What to work on: Pull out every line below that contains the word "password".

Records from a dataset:
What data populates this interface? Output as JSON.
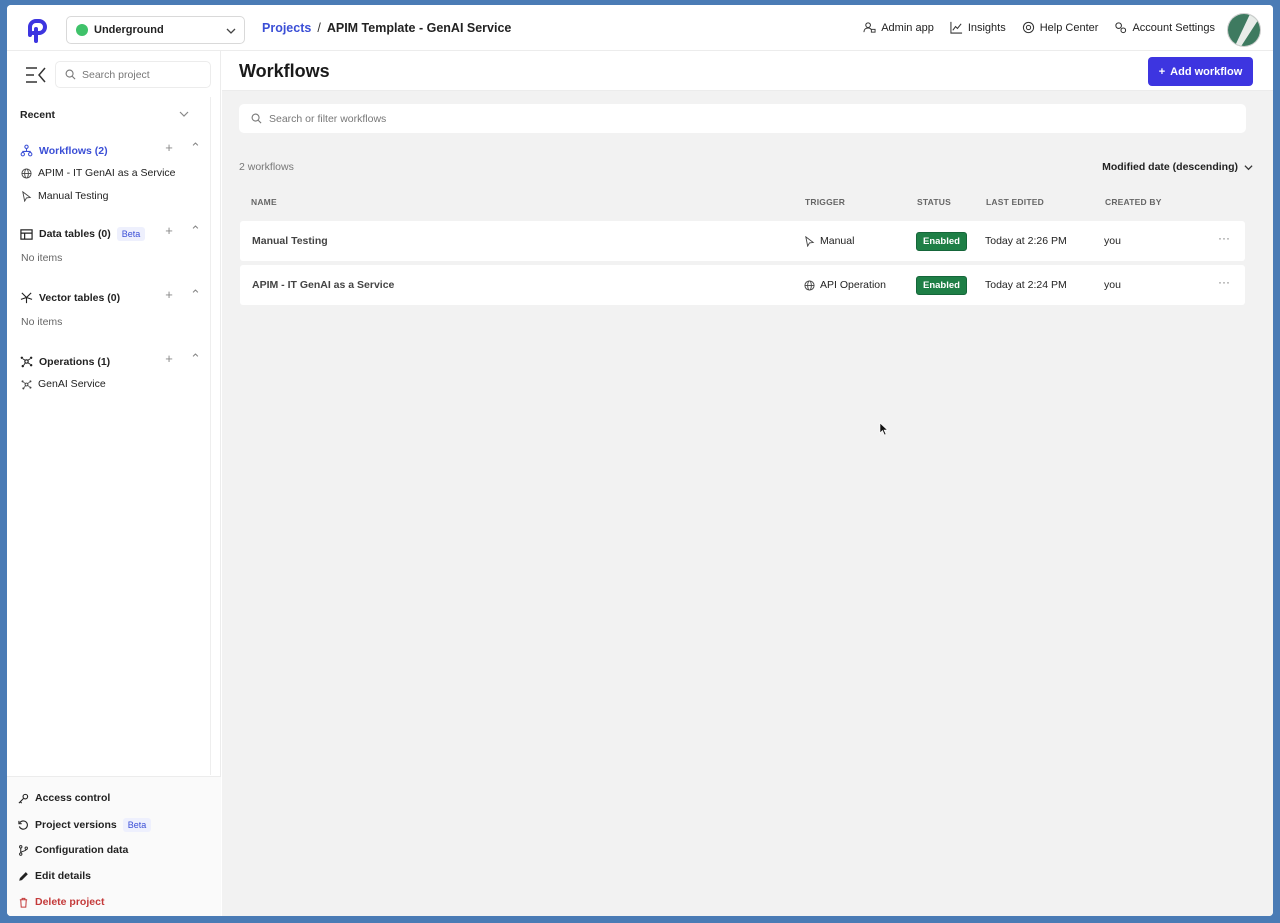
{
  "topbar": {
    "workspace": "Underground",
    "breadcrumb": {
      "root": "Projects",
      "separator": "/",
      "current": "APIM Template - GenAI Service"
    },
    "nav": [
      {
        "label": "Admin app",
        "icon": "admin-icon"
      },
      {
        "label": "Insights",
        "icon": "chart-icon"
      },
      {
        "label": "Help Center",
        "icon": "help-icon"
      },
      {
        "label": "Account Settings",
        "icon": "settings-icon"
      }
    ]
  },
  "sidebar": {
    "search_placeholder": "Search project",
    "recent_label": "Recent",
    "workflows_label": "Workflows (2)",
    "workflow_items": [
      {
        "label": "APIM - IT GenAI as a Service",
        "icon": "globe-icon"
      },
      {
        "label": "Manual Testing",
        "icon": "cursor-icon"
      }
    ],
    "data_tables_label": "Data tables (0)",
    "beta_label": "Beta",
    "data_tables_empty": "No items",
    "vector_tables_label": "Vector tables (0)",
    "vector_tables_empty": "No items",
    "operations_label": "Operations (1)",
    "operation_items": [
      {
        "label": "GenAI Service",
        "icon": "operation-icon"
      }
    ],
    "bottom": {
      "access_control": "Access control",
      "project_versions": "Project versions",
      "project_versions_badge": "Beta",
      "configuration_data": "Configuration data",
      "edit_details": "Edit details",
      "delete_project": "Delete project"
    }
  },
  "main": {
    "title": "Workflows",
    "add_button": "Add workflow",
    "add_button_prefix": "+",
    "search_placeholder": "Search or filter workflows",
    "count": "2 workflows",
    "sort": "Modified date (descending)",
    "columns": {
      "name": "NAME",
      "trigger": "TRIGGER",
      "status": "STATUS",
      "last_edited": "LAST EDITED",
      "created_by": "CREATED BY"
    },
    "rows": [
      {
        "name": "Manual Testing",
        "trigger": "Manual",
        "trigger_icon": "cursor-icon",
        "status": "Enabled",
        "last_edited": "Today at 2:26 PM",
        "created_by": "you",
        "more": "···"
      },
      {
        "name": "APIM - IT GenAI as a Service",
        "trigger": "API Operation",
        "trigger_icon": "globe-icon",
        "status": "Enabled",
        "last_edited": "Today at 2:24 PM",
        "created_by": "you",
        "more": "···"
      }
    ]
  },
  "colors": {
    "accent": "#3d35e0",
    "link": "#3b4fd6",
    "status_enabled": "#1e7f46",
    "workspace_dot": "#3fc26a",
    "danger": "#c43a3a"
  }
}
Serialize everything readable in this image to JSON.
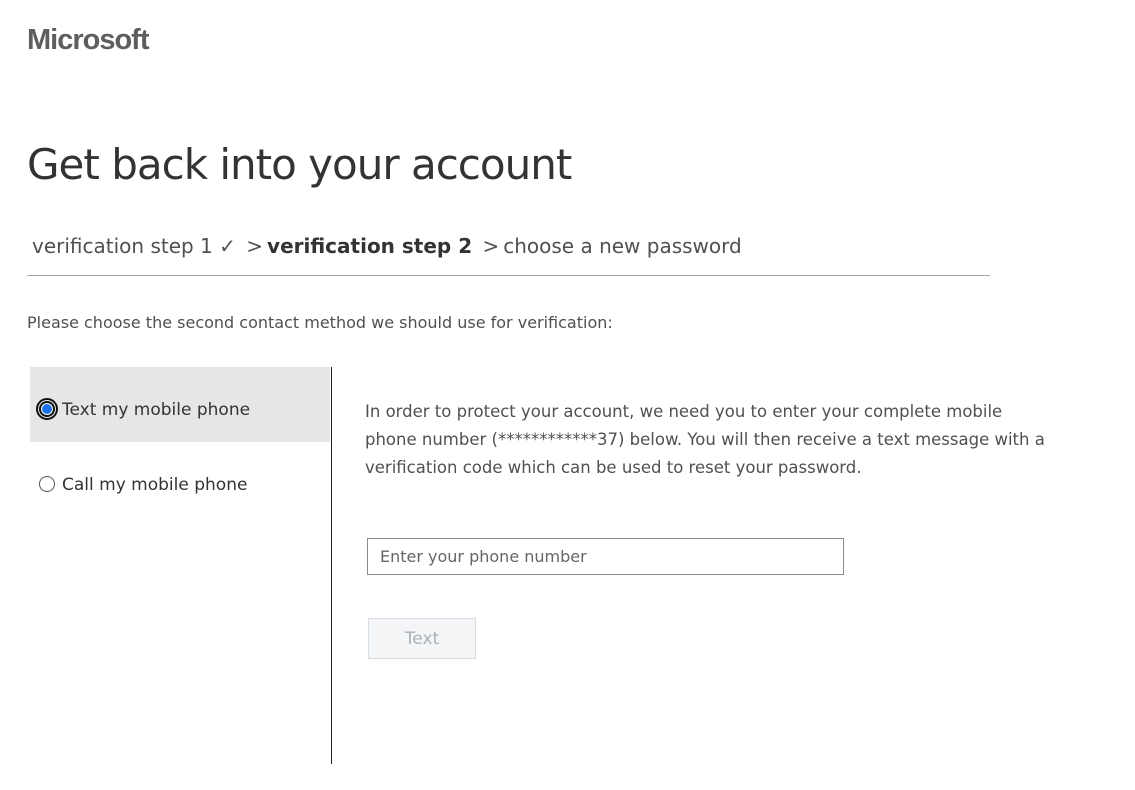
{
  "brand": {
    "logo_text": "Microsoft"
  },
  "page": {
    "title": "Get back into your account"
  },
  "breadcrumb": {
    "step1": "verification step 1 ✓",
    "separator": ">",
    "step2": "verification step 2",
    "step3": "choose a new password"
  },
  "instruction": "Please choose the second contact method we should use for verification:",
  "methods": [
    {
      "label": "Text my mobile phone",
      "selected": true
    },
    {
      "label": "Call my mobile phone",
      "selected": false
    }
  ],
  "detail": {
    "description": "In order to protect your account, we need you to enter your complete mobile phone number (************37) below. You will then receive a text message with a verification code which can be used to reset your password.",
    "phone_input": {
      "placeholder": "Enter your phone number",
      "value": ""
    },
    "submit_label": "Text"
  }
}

Answer to the problem:
    "step3": "choose a new password"
    "description": "In order to protect your account, we need you to enter your complete mobile phone number (************37) below. You will then receive a text message with a verification code which can be used to reset your password.",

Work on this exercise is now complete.